Search the records below for the word "공동이용". Pull out each line that has it.
━━━━━━━━━━━━━━━━
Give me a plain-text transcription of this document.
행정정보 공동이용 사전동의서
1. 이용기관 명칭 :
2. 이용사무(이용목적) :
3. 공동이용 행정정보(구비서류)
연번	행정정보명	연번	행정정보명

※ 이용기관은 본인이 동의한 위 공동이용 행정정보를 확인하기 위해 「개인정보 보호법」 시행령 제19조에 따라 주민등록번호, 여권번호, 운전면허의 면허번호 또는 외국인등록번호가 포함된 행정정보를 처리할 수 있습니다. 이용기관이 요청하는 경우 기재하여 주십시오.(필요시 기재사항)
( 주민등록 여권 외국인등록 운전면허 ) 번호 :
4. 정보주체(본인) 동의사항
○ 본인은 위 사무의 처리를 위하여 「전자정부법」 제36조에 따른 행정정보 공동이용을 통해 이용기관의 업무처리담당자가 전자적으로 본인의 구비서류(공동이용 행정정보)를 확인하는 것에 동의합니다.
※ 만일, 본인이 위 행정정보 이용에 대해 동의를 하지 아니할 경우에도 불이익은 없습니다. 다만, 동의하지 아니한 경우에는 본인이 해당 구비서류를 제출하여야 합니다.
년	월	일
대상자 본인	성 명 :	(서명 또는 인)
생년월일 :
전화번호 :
━━━━━━━━━━━━━━━━
# RESULT FOR THIS EXERCISE:
행정정보 공동이용 사전동의서
3. 공동이용 행정정보(구비서류)
※ 이용기관은 본인이 동의한 위 공동이용 행정정보를 확인하기 위해 「개인정보 보호법」 시행령 제19조에 따라 주민등록번호, 여권번호, 운전면허의 면허번호 또는 외국인등록번호가 포함된 행정정보를 처리할 수 있습니다. 이용기관이 요청하는 경우 기재하여 주십시오.(필요시 기재사항)
○ 본인은 위 사무의 처리를 위하여 「전자정부법」 제36조에 따른 행정정보 공동이용을 통해 이용기관의 업무처리담당자가 전자적으로 본인의 구비서류(공동이용 행정정보)를 확인하는 것에 동의합니다.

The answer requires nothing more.